* _OBJECTIVE_
Pictures stay out of the copy; set down each line of the listing below exactly.

------

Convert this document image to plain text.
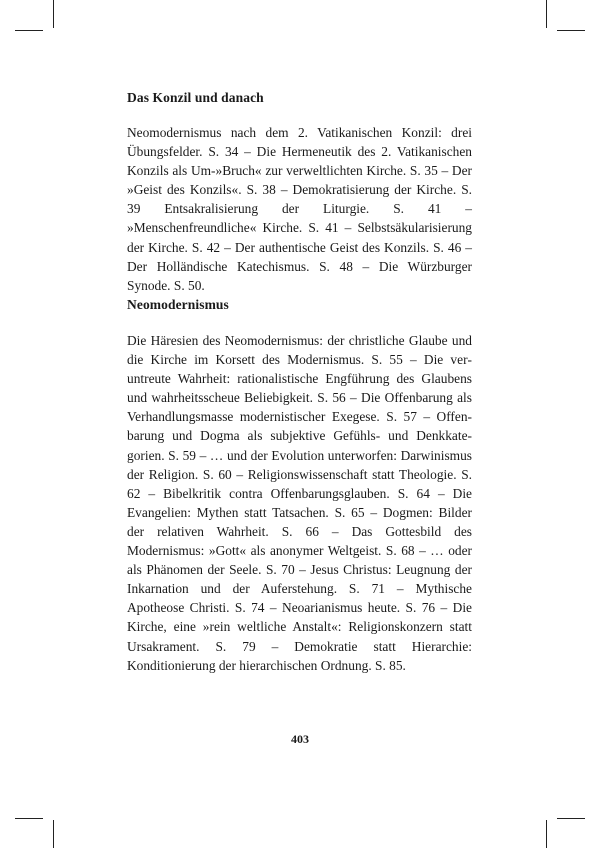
Das Konzil und danach

Neomodernismus nach dem 2. Vatikanischen Konzil: drei Übungsfelder. S. 34 – Die Hermeneutik des 2. Vatikanischen Konzils als Um-»Bruch« zur verweltlichten Kirche. S. 35 – Der »Geist des Konzils«. S. 38 – Demokratisierung der Kirche. S. 39 Entsakralisierung der Liturgie. S. 41 – »Menschenfreundliche« Kirche. S. 41 – Selbstsäkularisierung der Kirche. S. 42 – Der authentische Geist des Konzils. S. 46 – Der Holländische Katechismus. S. 48 – Die Würzburger Synode. S. 50.

Neomodernismus

Die Häresien des Neomodernismus: der christliche Glaube und die Kirche im Korsett des Modernismus. S. 55 – Die veruntreute Wahrheit: rationalistische Engführung des Glaubens und wahrheitsscheue Beliebigkeit. S. 56 – Die Offenbarung als Verhandlungsmasse modernistischer Exegese. S. 57 – Offenbarung und Dogma als subjektive Gefühls- und Denkkategorien. S. 59 – … und der Evolution unterworfen: Darwinismus der Religion. S. 60 – Religionswissenschaft statt Theologie. S. 62 – Bibelkritik contra Offenbarungsglauben. S. 64 – Die Evangelien: Mythen statt Tatsachen. S. 65 – Dogmen: Bilder der relativen Wahrheit. S. 66 – Das Gottesbild des Modernismus: »Gott« als anonymer Weltgeist. S. 68 – … oder als Phänomen der Seele. S. 70 – Jesus Christus: Leugnung der Inkarnation und der Auferstehung. S. 71 – Mythische Apotheose Christi. S. 74 – Neoarianismus heute. S. 76 – Die Kirche, eine »rein weltliche Anstalt«: Religionskonzern statt Ursakrament. S. 79 – Demokratie statt Hierarchie: Konditionierung der hierarchischen Ordnung. S. 85.

403
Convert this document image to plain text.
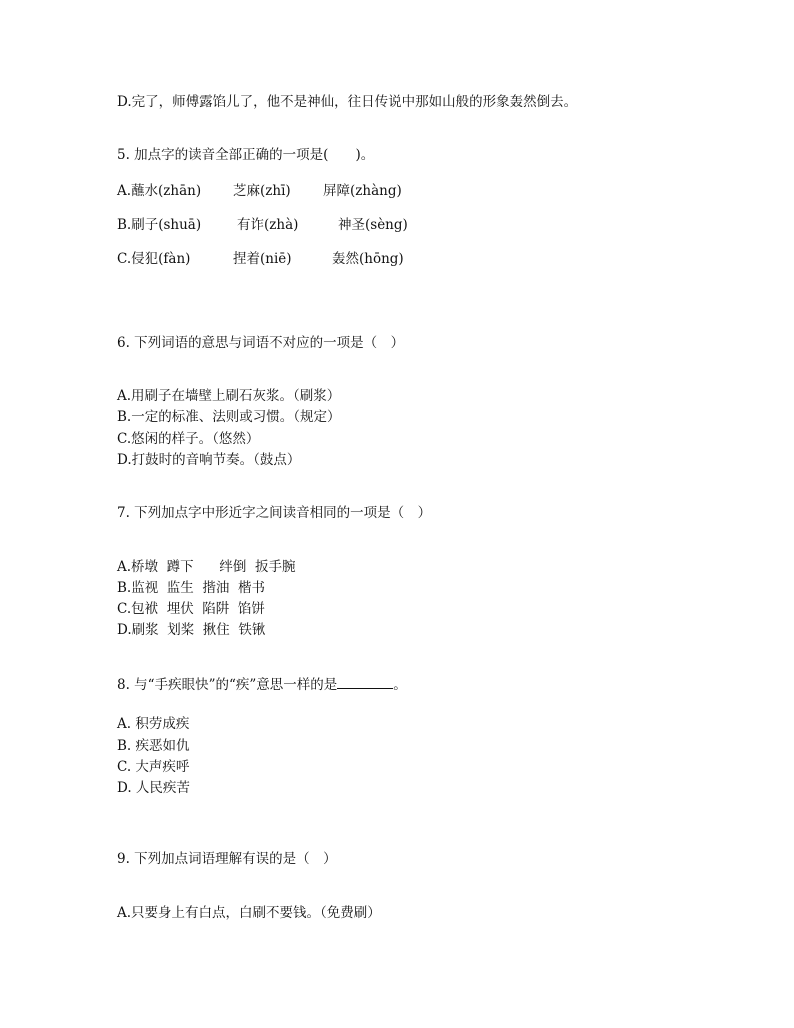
D.完了，师傅露馅儿了，他不是神仙，往日传说中那如山般的形象轰然倒去。
5. 加点字的读音全部正确的一项是(　　)。
A.蘸水(zhān) 芝麻(zhī) 屏障(zhàng)
B.刷子(shuā)	有诈(zhà)	神圣(sèng)
C.侵犯(fàn)	捏着(niē)	轰然(hōng)
6. 下列词语的意思与词语不对应的一项是（　）
A.用刷子在墙壁上刷石灰浆。（刷浆）
B.一定的标准、法则或习惯。（规定）
C.悠闲的样子。（悠然）
D.打鼓时的音响节奏。（鼓点）
7. 下列加点字中形近字之间读音相同的一项是（　）
A.桥墩  蹲下      绊倒  扳手腕
B.监视  监生  揩油  楷书
C.包袱  埋伏  陷阱  馅饼
D.刷浆  划桨  揪住  铁锹
8. 与“手疾眼快”的“疾”意思一样的是	。
A. 积劳成疾
B. 疾恶如仇
C. 大声疾呼
D. 人民疾苦
9. 下列加点词语理解有误的是（　）
A.只要身上有白点，白刷不要钱。（免费刷）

------

* _PROBLEM SOLUTION_
Convert this document image to plain text.
Das Konzil und danach

Neomodernismus nach dem 2. Vatikanischen Konzil: drei Übungsfelder. S. 34 – Die Hermeneutik des 2. Vatikanischen Konzils als Um-»Bruch« zur verweltlichten Kirche. S. 35 – Der »Geist des Konzils«. S. 38 – Demokratisierung der Kirche. S. 39 Entsakralisierung der Liturgie. S. 41 – »Menschenfreundliche« Kirche. S. 41 – Selbstsäkularisierung der Kirche. S. 42 – Der authentische Geist des Konzils. S. 46 – Der Holländische Katechismus. S. 48 – Die Würzburger Synode. S. 50.

Neomodernismus

Die Häresien des Neomodernismus: der christliche Glaube und die Kirche im Korsett des Modernismus. S. 55 – Die veruntreute Wahrheit: rationalistische Engführung des Glaubens und wahrheitsscheue Beliebigkeit. S. 56 – Die Offenbarung als Verhandlungsmasse modernistischer Exegese. S. 57 – Offenbarung und Dogma als subjektive Gefühls- und Denkkategorien. S. 59 – … und der Evolution unterworfen: Darwinismus der Religion. S. 60 – Religionswissenschaft statt Theologie. S. 62 – Bibelkritik contra Offenbarungsglauben. S. 64 – Die Evangelien: Mythen statt Tatsachen. S. 65 – Dogmen: Bilder der relativen Wahrheit. S. 66 – Das Gottesbild des Modernismus: »Gott« als anonymer Weltgeist. S. 68 – … oder als Phänomen der Seele. S. 70 – Jesus Christus: Leugnung der Inkarnation und der Auferstehung. S. 71 – Mythische Apotheose Christi. S. 74 – Neoarianismus heute. S. 76 – Die Kirche, eine »rein weltliche Anstalt«: Religionskonzern statt Ursakrament. S. 79 – Demokratie statt Hierarchie: Konditionierung der hierarchischen Ordnung. S. 85.

403
Convert this document image to plain text.
D.完了，师傅露馅儿了，他不是神仙，往日传说中那如山般的形象轰然倒去。
5. 加点字的读音全部正确的一项是(　　)。
A.蘸水(zhān) 芝麻(zhī) 屏障(zhàng)
B.刷子(shuā)	有诈(zhà)	神圣(sèng)
C.侵犯(fàn)	捏着(niē)	轰然(hōng)
6. 下列词语的意思与词语不对应的一项是（　）
A.用刷子在墙壁上刷石灰浆。（刷浆）
B.一定的标准、法则或习惯。（规定）
C.悠闲的样子。（悠然）
D.打鼓时的音响节奏。（鼓点）
7. 下列加点字中形近字之间读音相同的一项是（　）
A.桥墩  蹲下      绊倒  扳手腕
B.监视  监生  揩油  楷书
C.包袱  埋伏  陷阱  馅饼
D.刷浆  划桨  揪住  铁锹
8. 与“手疾眼快”的“疾”意思一样的是	。
A. 积劳成疾
B. 疾恶如仇
C. 大声疾呼
D. 人民疾苦
9. 下列加点词语理解有误的是（　）
A.只要身上有白点，白刷不要钱。（免费刷）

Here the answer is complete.